● **What is asked**
Extract the full set of records that follows, word for word.

● **Items**
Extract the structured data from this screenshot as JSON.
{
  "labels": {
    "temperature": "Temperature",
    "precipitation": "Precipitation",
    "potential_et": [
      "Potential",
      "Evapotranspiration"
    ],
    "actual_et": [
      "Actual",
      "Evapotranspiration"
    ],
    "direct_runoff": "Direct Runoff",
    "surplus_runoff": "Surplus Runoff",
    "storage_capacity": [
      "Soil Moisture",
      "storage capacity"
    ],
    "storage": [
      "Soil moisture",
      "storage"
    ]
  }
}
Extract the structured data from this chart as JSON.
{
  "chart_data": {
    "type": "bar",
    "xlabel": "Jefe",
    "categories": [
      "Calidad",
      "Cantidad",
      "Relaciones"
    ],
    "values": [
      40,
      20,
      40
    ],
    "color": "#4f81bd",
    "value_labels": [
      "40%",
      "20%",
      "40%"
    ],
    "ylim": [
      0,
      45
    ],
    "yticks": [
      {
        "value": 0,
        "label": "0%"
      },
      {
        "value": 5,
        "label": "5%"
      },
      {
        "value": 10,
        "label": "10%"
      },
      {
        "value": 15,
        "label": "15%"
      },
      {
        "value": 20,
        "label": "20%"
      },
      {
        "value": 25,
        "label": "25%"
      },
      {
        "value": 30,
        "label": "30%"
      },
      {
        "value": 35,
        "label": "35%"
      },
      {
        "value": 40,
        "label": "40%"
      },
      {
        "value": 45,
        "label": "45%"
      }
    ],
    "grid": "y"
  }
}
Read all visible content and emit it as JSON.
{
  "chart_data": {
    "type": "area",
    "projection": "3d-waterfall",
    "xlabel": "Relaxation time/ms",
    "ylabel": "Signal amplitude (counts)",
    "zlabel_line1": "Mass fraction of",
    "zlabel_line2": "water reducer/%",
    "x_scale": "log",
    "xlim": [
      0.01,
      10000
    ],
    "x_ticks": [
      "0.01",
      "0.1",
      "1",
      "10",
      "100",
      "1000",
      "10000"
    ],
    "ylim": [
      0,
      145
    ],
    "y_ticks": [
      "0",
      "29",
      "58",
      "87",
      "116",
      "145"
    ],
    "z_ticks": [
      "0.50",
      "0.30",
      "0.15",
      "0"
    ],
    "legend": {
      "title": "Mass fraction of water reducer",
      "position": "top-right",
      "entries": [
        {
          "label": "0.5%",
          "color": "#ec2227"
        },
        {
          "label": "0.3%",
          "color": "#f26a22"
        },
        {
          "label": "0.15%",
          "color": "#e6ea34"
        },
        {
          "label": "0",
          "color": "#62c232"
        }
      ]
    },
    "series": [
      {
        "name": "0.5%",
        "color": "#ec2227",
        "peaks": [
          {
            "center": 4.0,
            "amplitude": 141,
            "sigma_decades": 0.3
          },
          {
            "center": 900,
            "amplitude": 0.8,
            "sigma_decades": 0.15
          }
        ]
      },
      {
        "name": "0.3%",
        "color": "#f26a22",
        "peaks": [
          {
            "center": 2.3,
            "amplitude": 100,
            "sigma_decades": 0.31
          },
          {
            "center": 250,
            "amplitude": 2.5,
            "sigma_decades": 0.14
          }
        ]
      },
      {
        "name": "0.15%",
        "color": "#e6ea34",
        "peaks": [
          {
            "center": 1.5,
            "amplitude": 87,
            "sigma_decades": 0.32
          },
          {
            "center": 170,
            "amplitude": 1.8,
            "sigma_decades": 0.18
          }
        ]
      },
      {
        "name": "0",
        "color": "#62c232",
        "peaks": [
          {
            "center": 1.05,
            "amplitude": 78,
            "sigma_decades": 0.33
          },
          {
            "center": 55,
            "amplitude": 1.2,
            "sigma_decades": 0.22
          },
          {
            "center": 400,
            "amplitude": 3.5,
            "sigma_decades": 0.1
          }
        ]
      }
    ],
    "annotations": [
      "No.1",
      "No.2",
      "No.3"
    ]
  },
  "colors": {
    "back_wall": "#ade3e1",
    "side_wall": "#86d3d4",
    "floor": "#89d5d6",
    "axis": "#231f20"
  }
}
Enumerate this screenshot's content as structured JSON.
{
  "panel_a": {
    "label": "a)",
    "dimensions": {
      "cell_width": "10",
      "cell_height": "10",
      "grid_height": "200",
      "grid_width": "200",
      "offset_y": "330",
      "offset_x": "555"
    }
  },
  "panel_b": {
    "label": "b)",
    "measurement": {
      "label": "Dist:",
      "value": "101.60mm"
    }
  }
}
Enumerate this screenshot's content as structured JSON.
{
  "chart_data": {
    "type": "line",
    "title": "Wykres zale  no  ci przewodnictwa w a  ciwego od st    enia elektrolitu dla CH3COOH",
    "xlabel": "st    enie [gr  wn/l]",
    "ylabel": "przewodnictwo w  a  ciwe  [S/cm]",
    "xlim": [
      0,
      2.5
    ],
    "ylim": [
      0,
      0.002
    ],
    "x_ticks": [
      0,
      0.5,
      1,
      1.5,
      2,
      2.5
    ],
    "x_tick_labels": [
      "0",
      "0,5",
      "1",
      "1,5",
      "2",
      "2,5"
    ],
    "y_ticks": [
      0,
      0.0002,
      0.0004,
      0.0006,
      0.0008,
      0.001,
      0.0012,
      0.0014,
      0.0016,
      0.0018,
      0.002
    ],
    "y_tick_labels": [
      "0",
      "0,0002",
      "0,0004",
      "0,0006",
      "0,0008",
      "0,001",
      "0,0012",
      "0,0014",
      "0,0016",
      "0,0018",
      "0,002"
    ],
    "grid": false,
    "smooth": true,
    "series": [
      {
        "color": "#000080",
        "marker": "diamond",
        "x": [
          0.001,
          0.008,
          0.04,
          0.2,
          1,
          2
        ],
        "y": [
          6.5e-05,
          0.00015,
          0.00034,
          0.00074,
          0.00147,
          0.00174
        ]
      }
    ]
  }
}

● **Solved problem**
Extract the structured data from this screenshot as JSON.
{
  "labels": {
    "temperature": "Temperature",
    "precipitation": "Precipitation",
    "potential_et": [
      "Potential",
      "Evapotranspiration"
    ],
    "actual_et": [
      "Actual",
      "Evapotranspiration"
    ],
    "direct_runoff": "Direct Runoff",
    "surplus_runoff": "Surplus Runoff",
    "storage_capacity": [
      "Soil Moisture",
      "storage capacity"
    ],
    "storage": [
      "Soil moisture",
      "storage"
    ]
  }
}
Extract the structured data from this chart as JSON.
{
  "chart_data": {
    "type": "bar",
    "xlabel": "Jefe",
    "categories": [
      "Calidad",
      "Cantidad",
      "Relaciones"
    ],
    "values": [
      40,
      20,
      40
    ],
    "color": "#4f81bd",
    "value_labels": [
      "40%",
      "20%",
      "40%"
    ],
    "ylim": [
      0,
      45
    ],
    "yticks": [
      {
        "value": 0,
        "label": "0%"
      },
      {
        "value": 5,
        "label": "5%"
      },
      {
        "value": 10,
        "label": "10%"
      },
      {
        "value": 15,
        "label": "15%"
      },
      {
        "value": 20,
        "label": "20%"
      },
      {
        "value": 25,
        "label": "25%"
      },
      {
        "value": 30,
        "label": "30%"
      },
      {
        "value": 35,
        "label": "35%"
      },
      {
        "value": 40,
        "label": "40%"
      },
      {
        "value": 45,
        "label": "45%"
      }
    ],
    "grid": "y"
  }
}
Read all visible content and emit it as JSON.
{
  "chart_data": {
    "type": "area",
    "projection": "3d-waterfall",
    "xlabel": "Relaxation time/ms",
    "ylabel": "Signal amplitude (counts)",
    "zlabel_line1": "Mass fraction of",
    "zlabel_line2": "water reducer/%",
    "x_scale": "log",
    "xlim": [
      0.01,
      10000
    ],
    "x_ticks": [
      "0.01",
      "0.1",
      "1",
      "10",
      "100",
      "1000",
      "10000"
    ],
    "ylim": [
      0,
      145
    ],
    "y_ticks": [
      "0",
      "29",
      "58",
      "87",
      "116",
      "145"
    ],
    "z_ticks": [
      "0.50",
      "0.30",
      "0.15",
      "0"
    ],
    "legend": {
      "title": "Mass fraction of water reducer",
      "position": "top-right",
      "entries": [
        {
          "label": "0.5%",
          "color": "#ec2227"
        },
        {
          "label": "0.3%",
          "color": "#f26a22"
        },
        {
          "label": "0.15%",
          "color": "#e6ea34"
        },
        {
          "label": "0",
          "color": "#62c232"
        }
      ]
    },
    "series": [
      {
        "name": "0.5%",
        "color": "#ec2227",
        "peaks": [
          {
            "center": 4.0,
            "amplitude": 141,
            "sigma_decades": 0.3
          },
          {
            "center": 900,
            "amplitude": 0.8,
            "sigma_decades": 0.15
          }
        ]
      },
      {
        "name": "0.3%",
        "color": "#f26a22",
        "peaks": [
          {
            "center": 2.3,
            "amplitude": 100,
            "sigma_decades": 0.31
          },
          {
            "center": 250,
            "amplitude": 2.5,
            "sigma_decades": 0.14
          }
        ]
      },
      {
        "name": "0.15%",
        "color": "#e6ea34",
        "peaks": [
          {
            "center": 1.5,
            "amplitude": 87,
            "sigma_decades": 0.32
          },
          {
            "center": 170,
            "amplitude": 1.8,
            "sigma_decades": 0.18
          }
        ]
      },
      {
        "name": "0",
        "color": "#62c232",
        "peaks": [
          {
            "center": 1.05,
            "amplitude": 78,
            "sigma_decades": 0.33
          },
          {
            "center": 55,
            "amplitude": 1.2,
            "sigma_decades": 0.22
          },
          {
            "center": 400,
            "amplitude": 3.5,
            "sigma_decades": 0.1
          }
        ]
      }
    ],
    "annotations": [
      "No.1",
      "No.2",
      "No.3"
    ]
  },
  "colors": {
    "back_wall": "#ade3e1",
    "side_wall": "#86d3d4",
    "floor": "#89d5d6",
    "axis": "#231f20"
  }
}
Enumerate this screenshot's content as structured JSON.
{
  "panel_a": {
    "label": "a)",
    "dimensions": {
      "cell_width": "10",
      "cell_height": "10",
      "grid_height": "200",
      "grid_width": "200",
      "offset_y": "330",
      "offset_x": "555"
    }
  },
  "panel_b": {
    "label": "b)",
    "measurement": {
      "label": "Dist:",
      "value": "101.60mm"
    }
  }
}
Enumerate this screenshot's content as structured JSON.
{
  "chart_data": {
    "type": "line",
    "title": "Wykres zale  no  ci przewodnictwa w a  ciwego od st    enia elektrolitu dla CH3COOH",
    "xlabel": "st    enie [gr  wn/l]",
    "ylabel": "przewodnictwo w  a  ciwe  [S/cm]",
    "xlim": [
      0,
      2.5
    ],
    "ylim": [
      0,
      0.002
    ],
    "x_ticks": [
      0,
      0.5,
      1,
      1.5,
      2,
      2.5
    ],
    "x_tick_labels": [
      "0",
      "0,5",
      "1",
      "1,5",
      "2",
      "2,5"
    ],
    "y_ticks": [
      0,
      0.0002,
      0.0004,
      0.0006,
      0.0008,
      0.001,
      0.0012,
      0.0014,
      0.0016,
      0.0018,
      0.002
    ],
    "y_tick_labels": [
      "0",
      "0,0002",
      "0,0004",
      "0,0006",
      "0,0008",
      "0,001",
      "0,0012",
      "0,0014",
      "0,0016",
      "0,0018",
      "0,002"
    ],
    "grid": false,
    "smooth": true,
    "series": [
      {
        "color": "#000080",
        "marker": "diamond",
        "x": [
          0.001,
          0.008,
          0.04,
          0.2,
          1,
          2
        ],
        "y": [
          6.5e-05,
          0.00015,
          0.00034,
          0.00074,
          0.00147,
          0.00174
        ]
      }
    ]
  }
}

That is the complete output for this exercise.